### Figure dataset records

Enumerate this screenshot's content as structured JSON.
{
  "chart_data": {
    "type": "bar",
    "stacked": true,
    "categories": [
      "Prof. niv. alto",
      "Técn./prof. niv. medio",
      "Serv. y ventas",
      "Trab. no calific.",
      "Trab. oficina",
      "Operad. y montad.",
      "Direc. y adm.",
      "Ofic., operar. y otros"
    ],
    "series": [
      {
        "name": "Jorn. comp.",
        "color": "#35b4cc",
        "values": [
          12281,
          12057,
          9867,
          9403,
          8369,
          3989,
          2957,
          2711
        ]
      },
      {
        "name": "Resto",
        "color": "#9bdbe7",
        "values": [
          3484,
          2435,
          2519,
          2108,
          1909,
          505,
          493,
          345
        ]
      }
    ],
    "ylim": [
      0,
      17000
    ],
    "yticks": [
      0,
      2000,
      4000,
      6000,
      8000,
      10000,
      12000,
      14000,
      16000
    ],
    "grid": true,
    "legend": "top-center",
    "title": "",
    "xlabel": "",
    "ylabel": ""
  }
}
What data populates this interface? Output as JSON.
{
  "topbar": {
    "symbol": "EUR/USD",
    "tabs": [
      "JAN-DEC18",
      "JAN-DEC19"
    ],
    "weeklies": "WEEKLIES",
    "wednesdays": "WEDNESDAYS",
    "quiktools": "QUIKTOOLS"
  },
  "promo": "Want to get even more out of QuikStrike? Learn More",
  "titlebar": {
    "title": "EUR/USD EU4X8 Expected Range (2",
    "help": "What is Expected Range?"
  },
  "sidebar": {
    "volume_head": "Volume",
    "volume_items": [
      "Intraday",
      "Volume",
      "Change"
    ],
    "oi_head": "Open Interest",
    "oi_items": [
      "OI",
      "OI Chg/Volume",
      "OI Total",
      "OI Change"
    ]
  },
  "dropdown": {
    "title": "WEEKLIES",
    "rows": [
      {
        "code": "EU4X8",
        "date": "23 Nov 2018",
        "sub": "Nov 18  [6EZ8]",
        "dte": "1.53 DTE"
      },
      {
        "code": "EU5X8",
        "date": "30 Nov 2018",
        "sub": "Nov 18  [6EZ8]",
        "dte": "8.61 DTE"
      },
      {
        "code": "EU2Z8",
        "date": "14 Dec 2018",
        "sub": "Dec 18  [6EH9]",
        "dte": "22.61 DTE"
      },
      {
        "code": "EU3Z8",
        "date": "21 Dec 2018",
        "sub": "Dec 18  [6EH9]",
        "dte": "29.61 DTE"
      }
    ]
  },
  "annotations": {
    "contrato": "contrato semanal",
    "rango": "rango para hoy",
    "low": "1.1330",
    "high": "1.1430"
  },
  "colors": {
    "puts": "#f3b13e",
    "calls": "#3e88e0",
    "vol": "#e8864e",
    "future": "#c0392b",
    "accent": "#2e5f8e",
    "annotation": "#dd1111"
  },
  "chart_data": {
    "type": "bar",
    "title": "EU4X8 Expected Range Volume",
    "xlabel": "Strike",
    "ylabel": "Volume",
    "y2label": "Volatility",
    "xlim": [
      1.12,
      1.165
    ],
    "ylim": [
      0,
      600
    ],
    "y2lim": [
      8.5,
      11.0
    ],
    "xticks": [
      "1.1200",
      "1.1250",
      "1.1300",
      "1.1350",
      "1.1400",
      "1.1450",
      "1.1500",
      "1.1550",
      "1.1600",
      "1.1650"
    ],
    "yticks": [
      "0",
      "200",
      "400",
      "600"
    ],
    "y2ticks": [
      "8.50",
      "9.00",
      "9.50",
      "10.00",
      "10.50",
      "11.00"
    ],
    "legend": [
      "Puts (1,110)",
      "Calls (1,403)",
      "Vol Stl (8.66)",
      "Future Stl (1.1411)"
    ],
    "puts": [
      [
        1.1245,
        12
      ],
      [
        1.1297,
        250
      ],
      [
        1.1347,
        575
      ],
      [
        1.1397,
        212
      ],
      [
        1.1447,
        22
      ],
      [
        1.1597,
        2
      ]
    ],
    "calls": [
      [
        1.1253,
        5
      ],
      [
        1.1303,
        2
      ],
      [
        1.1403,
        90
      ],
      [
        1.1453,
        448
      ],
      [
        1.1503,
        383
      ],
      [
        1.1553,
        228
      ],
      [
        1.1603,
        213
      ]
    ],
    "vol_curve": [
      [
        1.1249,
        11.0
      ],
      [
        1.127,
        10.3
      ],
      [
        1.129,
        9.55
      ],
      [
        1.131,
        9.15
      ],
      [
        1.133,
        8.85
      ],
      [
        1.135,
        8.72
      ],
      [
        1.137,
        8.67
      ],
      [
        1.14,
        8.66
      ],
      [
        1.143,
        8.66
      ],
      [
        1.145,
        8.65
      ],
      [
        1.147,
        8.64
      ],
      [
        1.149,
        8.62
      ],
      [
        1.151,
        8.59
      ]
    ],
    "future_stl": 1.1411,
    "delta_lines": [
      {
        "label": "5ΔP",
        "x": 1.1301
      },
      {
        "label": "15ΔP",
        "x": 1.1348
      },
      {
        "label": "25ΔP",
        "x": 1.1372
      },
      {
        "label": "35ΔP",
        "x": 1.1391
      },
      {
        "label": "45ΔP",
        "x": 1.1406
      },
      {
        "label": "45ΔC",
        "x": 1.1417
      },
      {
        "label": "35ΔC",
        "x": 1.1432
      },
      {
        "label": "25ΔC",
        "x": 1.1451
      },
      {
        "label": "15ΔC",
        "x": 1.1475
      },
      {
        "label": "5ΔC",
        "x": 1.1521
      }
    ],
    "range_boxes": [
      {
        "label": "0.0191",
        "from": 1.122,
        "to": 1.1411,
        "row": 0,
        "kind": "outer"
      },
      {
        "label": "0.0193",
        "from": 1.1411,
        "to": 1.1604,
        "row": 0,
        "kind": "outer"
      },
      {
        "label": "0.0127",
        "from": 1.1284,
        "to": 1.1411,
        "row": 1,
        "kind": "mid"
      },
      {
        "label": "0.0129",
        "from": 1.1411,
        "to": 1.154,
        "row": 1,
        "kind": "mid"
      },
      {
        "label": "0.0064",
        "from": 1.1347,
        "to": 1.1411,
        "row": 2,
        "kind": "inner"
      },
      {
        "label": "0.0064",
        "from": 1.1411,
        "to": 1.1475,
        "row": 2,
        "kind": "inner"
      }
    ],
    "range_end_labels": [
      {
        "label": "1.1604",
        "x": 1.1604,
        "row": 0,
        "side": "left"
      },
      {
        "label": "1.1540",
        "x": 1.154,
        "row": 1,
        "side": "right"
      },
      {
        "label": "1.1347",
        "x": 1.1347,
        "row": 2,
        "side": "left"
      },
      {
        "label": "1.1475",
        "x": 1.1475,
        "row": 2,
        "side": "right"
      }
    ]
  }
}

### INSTRUCTIONS FOR THE TASK
Write out the entries above once more, without altering anything.

### COMPLETE OUTPUT
Enumerate this screenshot's content as structured JSON.
{
  "chart_data": {
    "type": "bar",
    "stacked": true,
    "categories": [
      "Prof. niv. alto",
      "Técn./prof. niv. medio",
      "Serv. y ventas",
      "Trab. no calific.",
      "Trab. oficina",
      "Operad. y montad.",
      "Direc. y adm.",
      "Ofic., operar. y otros"
    ],
    "series": [
      {
        "name": "Jorn. comp.",
        "color": "#35b4cc",
        "values": [
          12281,
          12057,
          9867,
          9403,
          8369,
          3989,
          2957,
          2711
        ]
      },
      {
        "name": "Resto",
        "color": "#9bdbe7",
        "values": [
          3484,
          2435,
          2519,
          2108,
          1909,
          505,
          493,
          345
        ]
      }
    ],
    "ylim": [
      0,
      17000
    ],
    "yticks": [
      0,
      2000,
      4000,
      6000,
      8000,
      10000,
      12000,
      14000,
      16000
    ],
    "grid": true,
    "legend": "top-center",
    "title": "",
    "xlabel": "",
    "ylabel": ""
  }
}
What data populates this interface? Output as JSON.
{
  "topbar": {
    "symbol": "EUR/USD",
    "tabs": [
      "JAN-DEC18",
      "JAN-DEC19"
    ],
    "weeklies": "WEEKLIES",
    "wednesdays": "WEDNESDAYS",
    "quiktools": "QUIKTOOLS"
  },
  "promo": "Want to get even more out of QuikStrike? Learn More",
  "titlebar": {
    "title": "EUR/USD EU4X8 Expected Range (2",
    "help": "What is Expected Range?"
  },
  "sidebar": {
    "volume_head": "Volume",
    "volume_items": [
      "Intraday",
      "Volume",
      "Change"
    ],
    "oi_head": "Open Interest",
    "oi_items": [
      "OI",
      "OI Chg/Volume",
      "OI Total",
      "OI Change"
    ]
  },
  "dropdown": {
    "title": "WEEKLIES",
    "rows": [
      {
        "code": "EU4X8",
        "date": "23 Nov 2018",
        "sub": "Nov 18  [6EZ8]",
        "dte": "1.53 DTE"
      },
      {
        "code": "EU5X8",
        "date": "30 Nov 2018",
        "sub": "Nov 18  [6EZ8]",
        "dte": "8.61 DTE"
      },
      {
        "code": "EU2Z8",
        "date": "14 Dec 2018",
        "sub": "Dec 18  [6EH9]",
        "dte": "22.61 DTE"
      },
      {
        "code": "EU3Z8",
        "date": "21 Dec 2018",
        "sub": "Dec 18  [6EH9]",
        "dte": "29.61 DTE"
      }
    ]
  },
  "annotations": {
    "contrato": "contrato semanal",
    "rango": "rango para hoy",
    "low": "1.1330",
    "high": "1.1430"
  },
  "colors": {
    "puts": "#f3b13e",
    "calls": "#3e88e0",
    "vol": "#e8864e",
    "future": "#c0392b",
    "accent": "#2e5f8e",
    "annotation": "#dd1111"
  },
  "chart_data": {
    "type": "bar",
    "title": "EU4X8 Expected Range Volume",
    "xlabel": "Strike",
    "ylabel": "Volume",
    "y2label": "Volatility",
    "xlim": [
      1.12,
      1.165
    ],
    "ylim": [
      0,
      600
    ],
    "y2lim": [
      8.5,
      11.0
    ],
    "xticks": [
      "1.1200",
      "1.1250",
      "1.1300",
      "1.1350",
      "1.1400",
      "1.1450",
      "1.1500",
      "1.1550",
      "1.1600",
      "1.1650"
    ],
    "yticks": [
      "0",
      "200",
      "400",
      "600"
    ],
    "y2ticks": [
      "8.50",
      "9.00",
      "9.50",
      "10.00",
      "10.50",
      "11.00"
    ],
    "legend": [
      "Puts (1,110)",
      "Calls (1,403)",
      "Vol Stl (8.66)",
      "Future Stl (1.1411)"
    ],
    "puts": [
      [
        1.1245,
        12
      ],
      [
        1.1297,
        250
      ],
      [
        1.1347,
        575
      ],
      [
        1.1397,
        212
      ],
      [
        1.1447,
        22
      ],
      [
        1.1597,
        2
      ]
    ],
    "calls": [
      [
        1.1253,
        5
      ],
      [
        1.1303,
        2
      ],
      [
        1.1403,
        90
      ],
      [
        1.1453,
        448
      ],
      [
        1.1503,
        383
      ],
      [
        1.1553,
        228
      ],
      [
        1.1603,
        213
      ]
    ],
    "vol_curve": [
      [
        1.1249,
        11.0
      ],
      [
        1.127,
        10.3
      ],
      [
        1.129,
        9.55
      ],
      [
        1.131,
        9.15
      ],
      [
        1.133,
        8.85
      ],
      [
        1.135,
        8.72
      ],
      [
        1.137,
        8.67
      ],
      [
        1.14,
        8.66
      ],
      [
        1.143,
        8.66
      ],
      [
        1.145,
        8.65
      ],
      [
        1.147,
        8.64
      ],
      [
        1.149,
        8.62
      ],
      [
        1.151,
        8.59
      ]
    ],
    "future_stl": 1.1411,
    "delta_lines": [
      {
        "label": "5ΔP",
        "x": 1.1301
      },
      {
        "label": "15ΔP",
        "x": 1.1348
      },
      {
        "label": "25ΔP",
        "x": 1.1372
      },
      {
        "label": "35ΔP",
        "x": 1.1391
      },
      {
        "label": "45ΔP",
        "x": 1.1406
      },
      {
        "label": "45ΔC",
        "x": 1.1417
      },
      {
        "label": "35ΔC",
        "x": 1.1432
      },
      {
        "label": "25ΔC",
        "x": 1.1451
      },
      {
        "label": "15ΔC",
        "x": 1.1475
      },
      {
        "label": "5ΔC",
        "x": 1.1521
      }
    ],
    "range_boxes": [
      {
        "label": "0.0191",
        "from": 1.122,
        "to": 1.1411,
        "row": 0,
        "kind": "outer"
      },
      {
        "label": "0.0193",
        "from": 1.1411,
        "to": 1.1604,
        "row": 0,
        "kind": "outer"
      },
      {
        "label": "0.0127",
        "from": 1.1284,
        "to": 1.1411,
        "row": 1,
        "kind": "mid"
      },
      {
        "label": "0.0129",
        "from": 1.1411,
        "to": 1.154,
        "row": 1,
        "kind": "mid"
      },
      {
        "label": "0.0064",
        "from": 1.1347,
        "to": 1.1411,
        "row": 2,
        "kind": "inner"
      },
      {
        "label": "0.0064",
        "from": 1.1411,
        "to": 1.1475,
        "row": 2,
        "kind": "inner"
      }
    ],
    "range_end_labels": [
      {
        "label": "1.1604",
        "x": 1.1604,
        "row": 0,
        "side": "left"
      },
      {
        "label": "1.1540",
        "x": 1.154,
        "row": 1,
        "side": "right"
      },
      {
        "label": "1.1347",
        "x": 1.1347,
        "row": 2,
        "side": "left"
      },
      {
        "label": "1.1475",
        "x": 1.1475,
        "row": 2,
        "side": "right"
      }
    ]
  }
}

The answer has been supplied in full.